WORK INSTRUCTIONS: An exact copy of all the data is required, with pictures left out.

DATA RECORDS:

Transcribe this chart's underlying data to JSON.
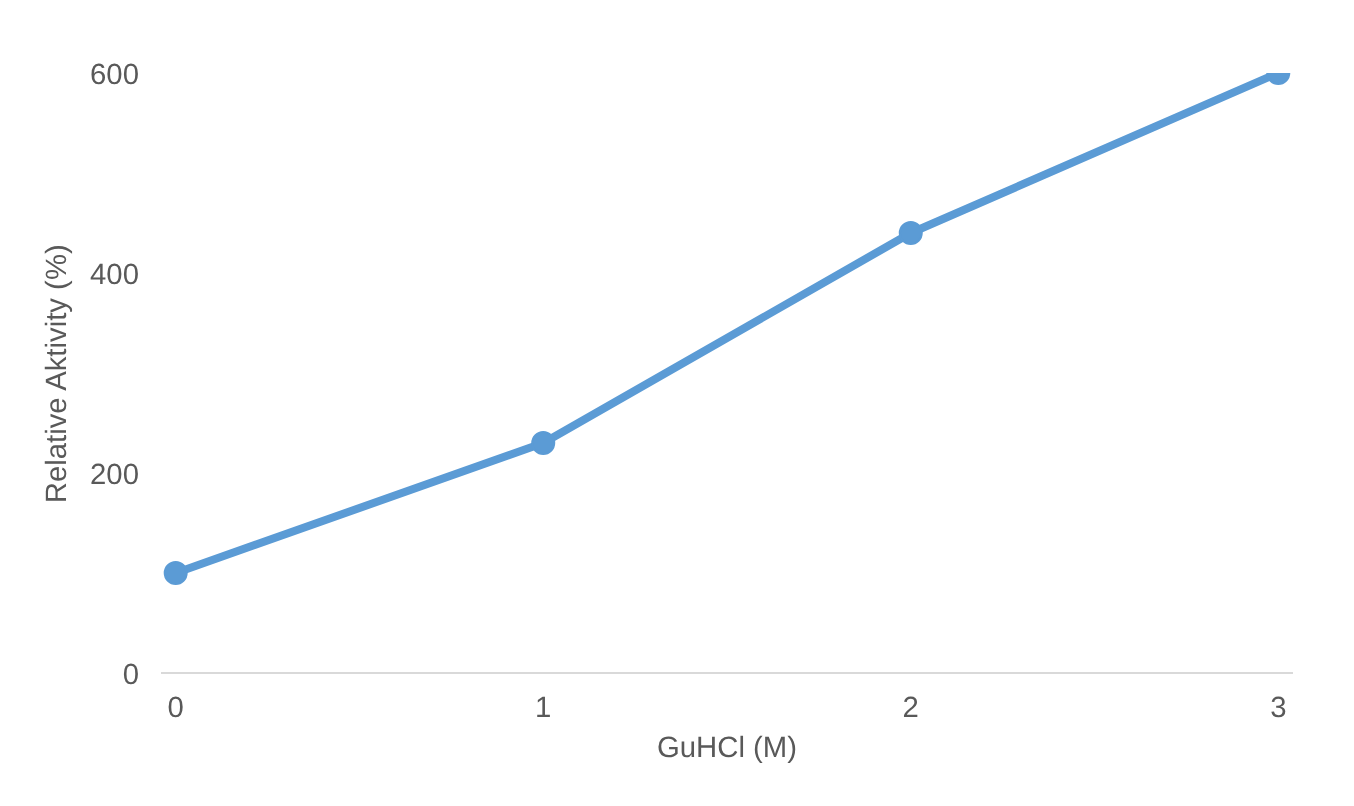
{
  "chart_data": {
    "type": "line",
    "xlabel": "GuHCl (M)",
    "ylabel": "Relative Aktivity (%)",
    "categories": [
      "0",
      "1",
      "2",
      "3"
    ],
    "series": [
      {
        "color": "#5b9bd5",
        "values": [
          100,
          230,
          440,
          600
        ]
      }
    ],
    "ylim": [
      0,
      600
    ],
    "yticks": [
      0,
      200,
      400,
      600
    ],
    "grid": false,
    "marker": "circle",
    "line_style": "solid"
  }
}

RESULT FOR THIS TASK:
Transcribe this chart's underlying data to JSON.
{
  "chart_data": {
    "type": "line",
    "xlabel": "GuHCl (M)",
    "ylabel": "Relative Aktivity (%)",
    "categories": [
      "0",
      "1",
      "2",
      "3"
    ],
    "series": [
      {
        "color": "#5b9bd5",
        "values": [
          100,
          230,
          440,
          600
        ]
      }
    ],
    "ylim": [
      0,
      600
    ],
    "yticks": [
      0,
      200,
      400,
      600
    ],
    "grid": false,
    "marker": "circle",
    "line_style": "solid"
  }
}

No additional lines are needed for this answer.